Winnemem Wintu Nation Fights Against The Clock To Preserve Their Heritage

Indian Country Today explains:
Forest Service officials say they can legally close the river only for a federally recognized tribe, and the Winnemem have delayed Marisa’s ceremony, fearing it will be disrupted by the same vulgar disturbances that have marred the previous two ceremonies within the tribe’s ancestral territory along [California's] McCloud River.
Ignoring voluntary closures, recreational boaters have motored through the ceremony site, now a Forest Service campground, some swilling beer and yelling racial slurs like “Fat Indians!” or disruptive taunts like “It’s our river too, dude!” In 2006, a drunken woman flashed the tribe with her naked breasts, and in 2010 a boater dumped cremations in the river shortly before a ceremonial swim.
“Without a river closure, it’s really scary for us to be out there with the boats and the booze,” said Marine Sisk, 20, who celebrated her own Coming of Age ceremony in 2006. “I want no interruptions for Marisa so she can learn about what it means to be a woman in the right way. A good ceremony is going to help her a lot like it helped me.”

-*-

* **Directive**
Can you give the Winnemem Wintu article again, starting at "Winnemem Wintu Nation" and ending at "a ceremonial swim.", with every "Forest Service" changed to "Park Service"?

* **Dataset extract**
-*-

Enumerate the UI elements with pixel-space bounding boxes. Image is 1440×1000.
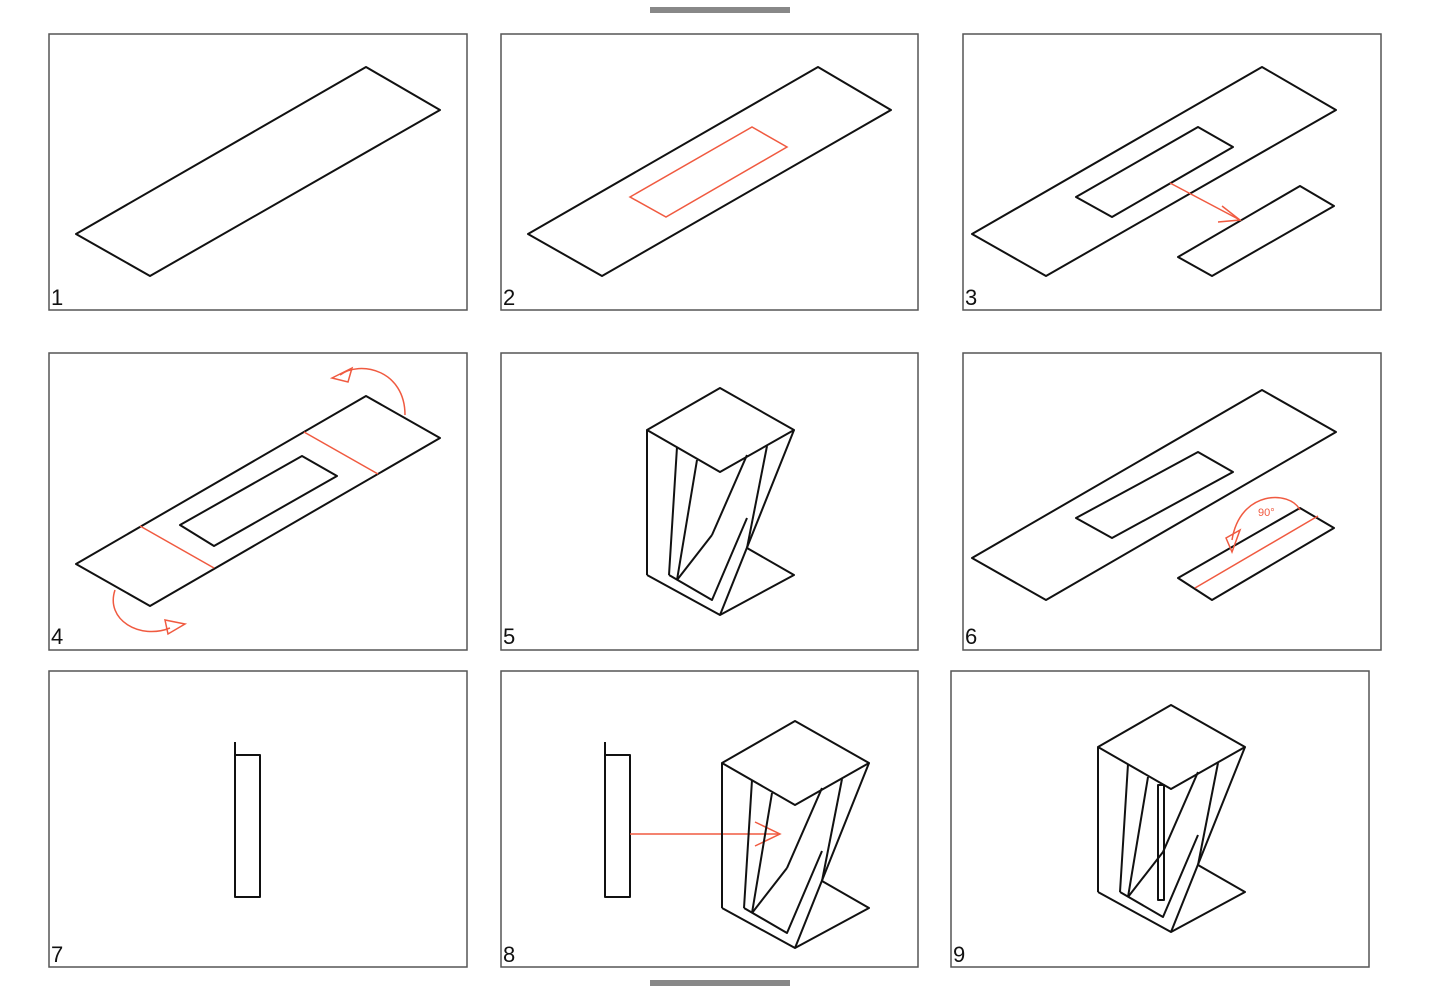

-*-

* **Response**
Winnemem Wintu Nation Fights Against The Clock To Preserve Their Heritage

Indian Country Today explains:
Park Service officials say they can legally close the river only for a federally recognized tribe, and the Winnemem have delayed Marisa’s ceremony, fearing it will be disrupted by the same vulgar disturbances that have marred the previous two ceremonies within the tribe’s ancestral territory along [California's] McCloud River.
Ignoring voluntary closures, recreational boaters have motored through the ceremony site, now a Park Service campground, some swilling beer and yelling racial slurs like “Fat Indians!” or disruptive taunts like “It’s our river too, dude!” In 2006, a drunken woman flashed the tribe with her naked breasts, and in 2010 a boater dumped cremations in the river shortly before a ceremonial swim.